* Selection:
※ ※ ※
Wednesday, September 20, 2006

NASA Balloon Carries High Altitude Student Platform to the Edge of Space

NASA just came out with a press release on the whole HASP program, take a look at it here.
After reading about this story on Slashdot, I noticed in the comment section that last year, some other team did something similar to our project but it looks like their camera froze on the way up. Our current expectation is that the camera might have gotten very warm once it reached 120,000 feet. We'll see when the payload arrives home. A related effort at NOAA is similarly interesting. We believe that the main difference between all these payloads and ours is our stated goal of making a mapping of these pictures onto real maps (google maps). Our camera was specifically focused to get the most detail out of the landscape whereas most of the helium balloon shots seem to have looked at the wider angle to get shots of "space".

Tuesday, September 12, 2006

Coming home


The crates should have been picked up at Ft. Sumner today and we expect to see them at LSU later this week.

Thursday, September 07, 2006

HASP recovery


The HASP payload, parachute and balloon have been recovered successfully. A brief damage assessment was undertaken and the experiment is going to be packed for shipment back to LSU, and then back to Texas A&M.

We are anxiously waiting for the arrival of GeoCam to evaluate how bad the cloud cover was.

Tuesday, September 05, 2006

Fort Sumner, HASP has landed


According to Greg Guzik:

The HASP flight ended at 9:19 UTC today with termination of the balloon. The payload parachuted down, slowing to a speed of about 20 feet / second and impacted at 112 deg 0.45 min W, 35 deg 47.0 min N at 10:02:20 UTC. This location is just a bit south of the Grand Canyon. Needless to say, this was an exciting balloon flight termination. In preparation for termination, the student payloads were turned off at 8:05 UTC. Thus, the HASP flight was 18 hours 12 minutes long and all payloads were at a float altitude of at least 111,800 feet for about 13.5 hours. We are expecting to get HASP back to Ft. Sumner within a couple of days.
※ ※ ※
* Available data:
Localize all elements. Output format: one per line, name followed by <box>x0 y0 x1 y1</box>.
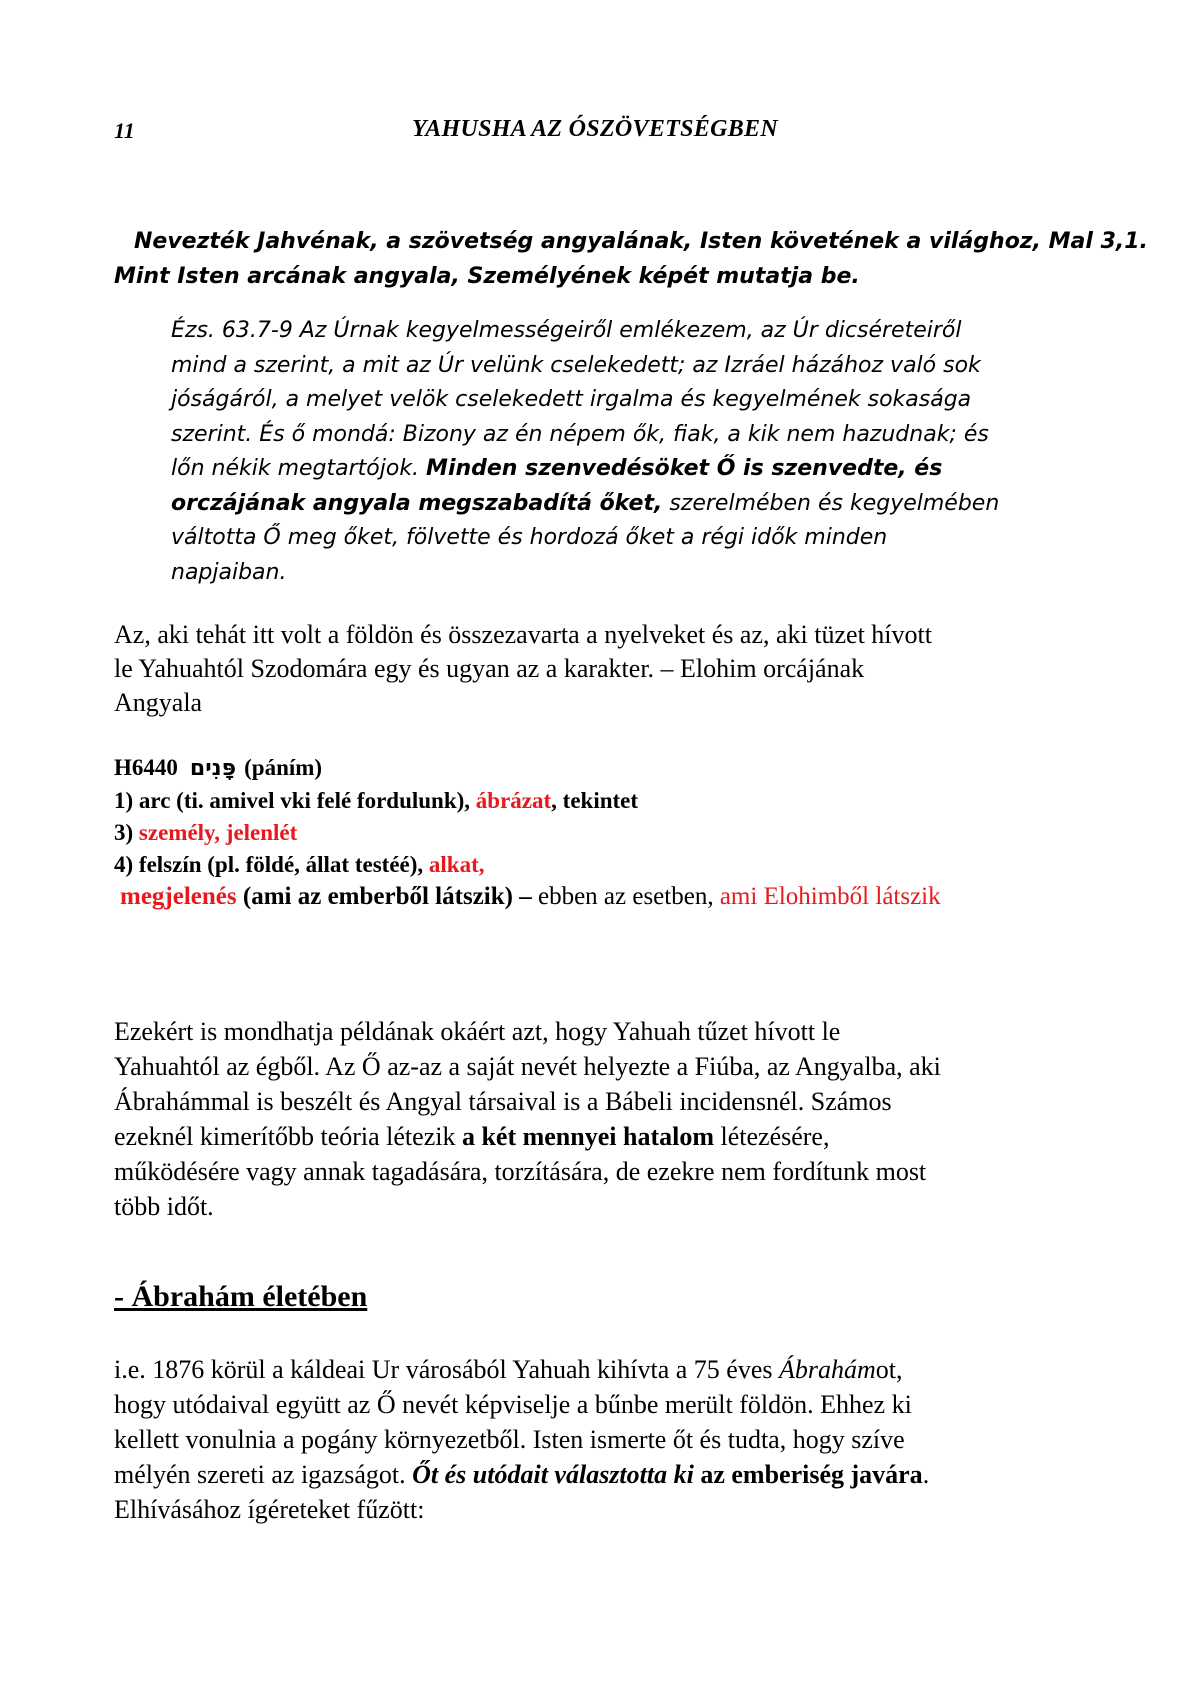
※ ※ ※
* What you have to do: Reproduce the full text of the HASP balloon blog posts from the top of the page, word for word.

* Written solution:
Wednesday, September 20, 2006

NASA Balloon Carries High Altitude Student Platform to the Edge of Space

NASA just came out with a press release on the whole HASP program, take a look at it here.
After reading about this story on Slashdot, I noticed in the comment section that last year, some other team did something similar to our project but it looks like their camera froze on the way up. Our current expectation is that the camera might have gotten very warm once it reached 120,000 feet. We'll see when the payload arrives home. A related effort at NOAA is similarly interesting. We believe that the main difference between all these payloads and ours is our stated goal of making a mapping of these pictures onto real maps (google maps). Our camera was specifically focused to get the most detail out of the landscape whereas most of the helium balloon shots seem to have looked at the wider angle to get shots of "space".

Tuesday, September 12, 2006

Coming home


The crates should have been picked up at Ft. Sumner today and we expect to see them at LSU later this week.

Thursday, September 07, 2006

HASP recovery


The HASP payload, parachute and balloon have been recovered successfully. A brief damage assessment was undertaken and the experiment is going to be packed for shipment back to LSU, and then back to Texas A&M.

We are anxiously waiting for the arrival of GeoCam to evaluate how bad the cloud cover was.

Tuesday, September 05, 2006

Fort Sumner, HASP has landed


According to Greg Guzik:

The HASP flight ended at 9:19 UTC today with termination of the balloon. The payload parachuted down, slowing to a speed of about 20 feet / second and impacted at 112 deg 0.45 min W, 35 deg 47.0 min N at 10:02:20 UTC. This location is just a bit south of the Grand Canyon. Needless to say, this was an exciting balloon flight termination. In preparation for termination, the student payloads were turned off at 8:05 UTC. Thus, the HASP flight was 18 hours 12 minutes long and all payloads were at a float altitude of at least 111,800 feet for about 13.5 hours. We are expecting to get HASP back to Ft. Sumner within a couple of days.